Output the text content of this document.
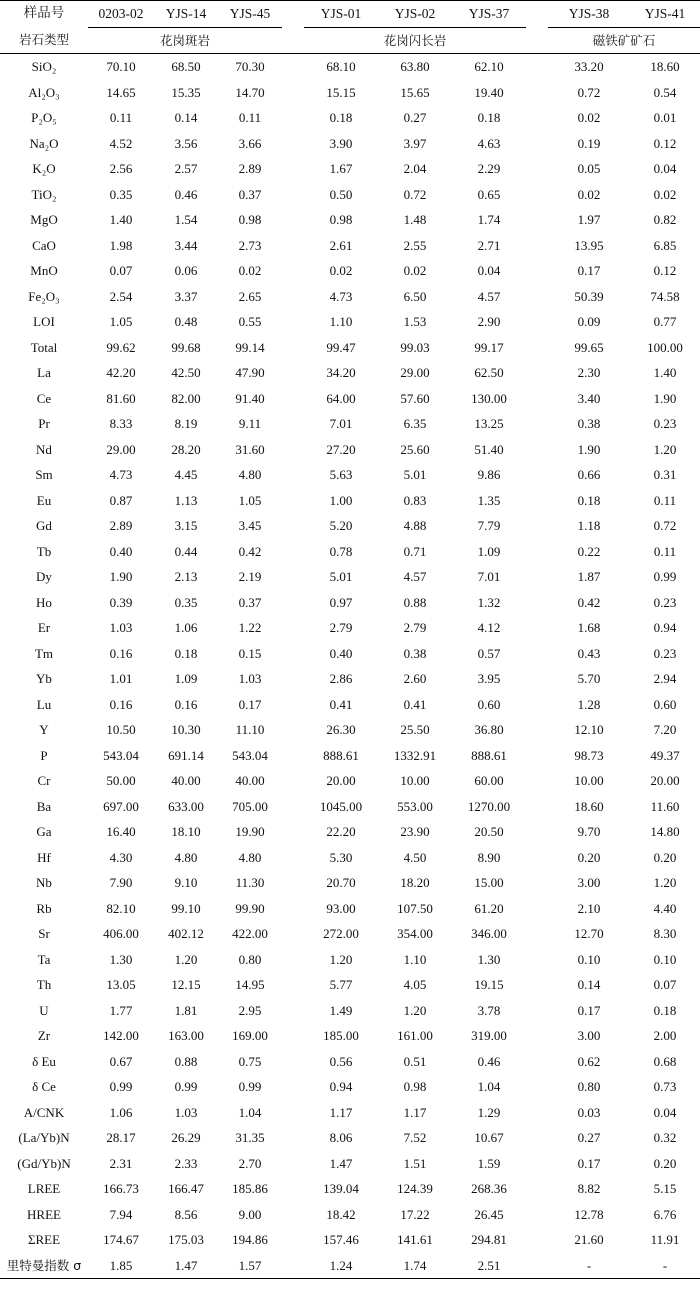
样品号	0203-02	YJS-14	YJS-45		YJS-01	YJS-02	YJS-37		YJS-38	YJS-41
岩石类型	花岗斑岩				花岗闪长岩				磁铁矿矿石	
SiO₂	70.10	68.50	70.30		68.10	63.80	62.10		33.20	18.60
Al₂O₃	14.65	15.35	14.70		15.15	15.65	19.40		0.72	0.54
P₂O₅	0.11	0.14	0.11		0.18	0.27	0.18		0.02	0.01
Na₂O	4.52	3.56	3.66		3.90	3.97	4.63		0.19	0.12
K₂O	2.56	2.57	2.89		1.67	2.04	2.29		0.05	0.04
TiO₂	0.35	0.46	0.37		0.50	0.72	0.65		0.02	0.02
MgO	1.40	1.54	0.98		0.98	1.48	1.74		1.97	0.82
CaO	1.98	3.44	2.73		2.61	2.55	2.71		13.95	6.85
MnO	0.07	0.06	0.02		0.02	0.02	0.04		0.17	0.12
Fe₂O₃	2.54	3.37	2.65		4.73	6.50	4.57		50.39	74.58
LOI	1.05	0.48	0.55		1.10	1.53	2.90		0.09	0.77
Total	99.62	99.68	99.14		99.47	99.03	99.17		99.65	100.00
La	42.20	42.50	47.90		34.20	29.00	62.50		2.30	1.40
Ce	81.60	82.00	91.40		64.00	57.60	130.00		3.40	1.90
Pr	8.33	8.19	9.11		7.01	6.35	13.25		0.38	0.23
Nd	29.00	28.20	31.60		27.20	25.60	51.40		1.90	1.20
Sm	4.73	4.45	4.80		5.63	5.01	9.86		0.66	0.31
Eu	0.87	1.13	1.05		1.00	0.83	1.35		0.18	0.11
Gd	2.89	3.15	3.45		5.20	4.88	7.79		1.18	0.72
Tb	0.40	0.44	0.42		0.78	0.71	1.09		0.22	0.11
Dy	1.90	2.13	2.19		5.01	4.57	7.01		1.87	0.99
Ho	0.39	0.35	0.37		0.97	0.88	1.32		0.42	0.23
Er	1.03	1.06	1.22		2.79	2.79	4.12		1.68	0.94
Tm	0.16	0.18	0.15		0.40	0.38	0.57		0.43	0.23
Yb	1.01	1.09	1.03		2.86	2.60	3.95		5.70	2.94
Lu	0.16	0.16	0.17		0.41	0.41	0.60		1.28	0.60
Y	10.50	10.30	11.10		26.30	25.50	36.80		12.10	7.20
P	543.04	691.14	543.04		888.61	1332.91	888.61		98.73	49.37
Cr	50.00	40.00	40.00		20.00	10.00	60.00		10.00	20.00
Ba	697.00	633.00	705.00		1045.00	553.00	1270.00		18.60	11.60
Ga	16.40	18.10	19.90		22.20	23.90	20.50		9.70	14.80
Hf	4.30	4.80	4.80		5.30	4.50	8.90		0.20	0.20
Nb	7.90	9.10	11.30		20.70	18.20	15.00		3.00	1.20
Rb	82.10	99.10	99.90		93.00	107.50	61.20		2.10	4.40
Sr	406.00	402.12	422.00		272.00	354.00	346.00		12.70	8.30
Ta	1.30	1.20	0.80		1.20	1.10	1.30		0.10	0.10
Th	13.05	12.15	14.95		5.77	4.05	19.15		0.14	0.07
U	1.77	1.81	2.95		1.49	1.20	3.78		0.17	0.18
Zr	142.00	163.00	169.00		185.00	161.00	319.00		3.00	2.00
δ Eu	0.67	0.88	0.75		0.56	0.51	0.46		0.62	0.68
δ Ce	0.99	0.99	0.99		0.94	0.98	1.04		0.80	0.73
A/CNK	1.06	1.03	1.04		1.17	1.17	1.29		0.03	0.04
(La/Yb)N	28.17	26.29	31.35		8.06	7.52	10.67		0.27	0.32
(Gd/Yb)N	2.31	2.33	2.70		1.47	1.51	1.59		0.17	0.20
LREE	166.73	166.47	185.86		139.04	124.39	268.36		8.82	5.15
HREE	7.94	8.56	9.00		18.42	17.22	26.45		12.78	6.76
ΣREE	174.67	175.03	194.86		157.46	141.61	294.81		21.60	11.91
里特曼指数 σ	1.85	1.47	1.57		1.24	1.74	2.51		-	-
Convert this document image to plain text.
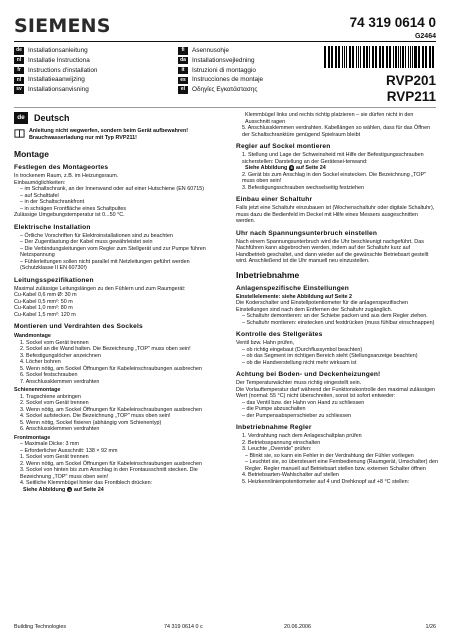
SIEMENS	74 319 0614 0
G2464
de Installationsanleitung
nl	Installatie Instructiona
fr	Instructions d'installation
nl	Installatieaanwijzing
sv Installationsanvisning
fi	Asennusohje
da Installationsvejledning
it	Istruzioni di montaggio
es Instrucciones de montaje
el	Οδηγίες Εγκατάστασης
RVP201
RVP211
de	Deutsch

Anleitung nicht wegwerfen, sondern beim Gerät aufbewahren!

Brauchwasserladung nur mit Typ RVP211!

Montage
Festlegen des Montageortes

In trockenem Raum, z.B. im Heizungsraum.

Einbaumöglichkeiten:

– im Schaltschrank, an der Innenwand oder auf einer Hutschiene (EN 60715)

– auf Schalttafel

– in der Schaltschrankfront

– in schrägen Frontfläche eines Schaltpultes

Zulässige Umgebungstemperatur ist 0...50 °C.

Elektrische Installation

– Örtliche Vorschriften für Elektroinstallationen sind zu beachten

– Der Zugentlastung der Kabel muss gewährleistet sein

– Die Verbindungsleitungen vom Regler zum Stellgerät und zur Pumpe führen Netzspannung

– Fühlerleitungen sollen nicht parallel mit Netzleitungen geführt werden (Schutzklasse II EN 60730!)

Leitungsspezifikationen

Maximal zulässige Leitungslängen zu den Fühlern und zum Raumgerät:

Cu-Kabel 0,6 mm Ø: 30 m

Cu-Kabel 0,5 mm²: 50 m

Cu-Kabel 1,0 mm²: 80 m

Cu-Kabel 1,5 mm²: 120 m

Montieren und Verdrahten des Sockels

Wandmontage

1. Sockel vom Gerät trennen

2. Sockel an die Wand halten. Die Bezeichnung „TOP" muss oben sein!

3. Befestigungslöcher anzeichnen

4. Löcher bohren

5. Wenn nötig, am Sockel Öffnungen für Kabeleinschraubungen ausbrechen

6. Sockel festschrauben

7. Anschlussklemmen verdrahten

Schienenmontage

1. Tragschiene anbringen

2. Sockel vom Gerät trennen

3. Wenn nötig, am Sockel Öffnungen für Kabeleinschraubungen ausbrechen

4. Sockel aufstecken. Die Bezeichnung „TOP" muss oben sein!

5. Wenn nötig, Sockel fixieren (abhängig vom Schienentyp)

6. Anschlussklemmen verdrahten

Frontmontage

– Maximale Dicke: 3 mm

– Erforderlicher Ausschnitt: 138 × 92 mm

1. Sockel vom Gerät trennen

2. Wenn nötig, am Sockel Öffnungen für Kabeleinschraubungen ausbrechen

3. Sockel von hinten bis zum Anschlag in den Frontausschnitt stecken. Die Bezeichnung „TOP" muss oben sein!

4. Seitliche Klemmbügel hinter das Frontblech drücken:

Siehe Abbildung 4 auf Seite 24

Klemmbügel links und rechts richtig platzieren – sie dürfen nicht in den Ausschnitt ragen

5. Anschlussklemmen verdrahten. Kabellängen so wählen, dass für das Öffnen der Schaltschranktüre genügend Spielraum bleibt

Regler auf Sockel montieren

1. Stellung und Lage der Schweinsheid mit Hilfe der Befestigungsschrauben sicherstellen: Darstellung an der Gerätesei-tenwand:

Siehe Abbildung 5 auf Seite 24

2. Gerät bis zum Anschlag in den Sockel einstecken. Die Bezeichnung „TOP" muss oben sein!

3. Befestigungsschrauben wechselseitig festziehen

Einbau einer Schaltuhr

Falls jetzt eine Schaltuhr einzubauen ist (Wochenschaltuhr oder digitale Schaltuhr), muss dazu die Bedienfeld im Deckel mit Hilfe eines Messers ausgeschnitten werden.

Uhr nach Spannungsunterbruch einstellen

Nach einem Spannungsunterbruch wird die Uhr beschleunigt nachgeführt. Das Nachführen kann abgebrochen werden, indem auf der Schaltuhr kurz auf Handbetrieb geschaltet, und dann wieder auf die gewünschte Betriebsart gestellt wird. Anschließend ist die Uhr manuell neu einzustellen.

Inbetriebnahme
Anlagenspezifische Einstellungen

Einstellelemente: siehe Abbildung auf Seite 2

Die Koderschalter und Einstellpotentiometer für die anlagenspezifischen Einstellungen sind nach dem Entfernen der Schaltuhr zugänglich.

– Schaltuhr demontieren: an der Schiebe packen und aus dem Regler ziehen.

– Schaltuhr montieren: einstecken und festdrücken (muss fühlbar einschnappen)

Kontrolle des Stellgerätes

Ventil bzw. Hahn prüfen,

– ob richtig eingebaut (Durchflussymbol beachten)

– ob das Segment im richtigen Bereich steht (Stellungsanzeige beachten)

– ob die Handverstellung nicht mehr wirksam ist

Achtung bei Boden- und Deckenheizungen!

Der Temperaturwächter muss richtig eingestellt sein.

Die Vorlauftemperatur darf während der Funktionskontrolle den maximal zulässigen Wert (normal: 55 °C) nicht überschreiten, sonst ist sofort entweder:

– das Ventil bzw. der Hahn von Hand zu schliessen

– die Pumpe abzuschalten

– der Pumpensabsperrschieber zu schliessen

Inbetriebnahme Regler

1. Verdrahtung nach dem Anlageschaltplan prüfen

2. Betriebsspannung einschalten

3. Leuchte „Override" prüfen:

– Blinkt sie, so kann ein Fehler in der Verdrahtung der Fühler vorliegen

– Leuchtet sie, so übersteuert eine Fernbedienung (Raumgerät, Umschalter) den Regler. Regler manuell auf Betriebsart stellen bzw. externen Schalter öffnen

4. Betriebsarten-Wahlschalter auf stellen

5. Heizkennlinienpotentiometer auf 4 und Drehknopf auf +8 °C stellen:

Building Technologies	74 319 0614 0 c	20.06.2006	1/26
####
== WHAT THE TASK ASKS ==
How many of the lines above hold "Kabeleinschraubungen"? Answer with only the number.

== TASK RESPONSE ==
3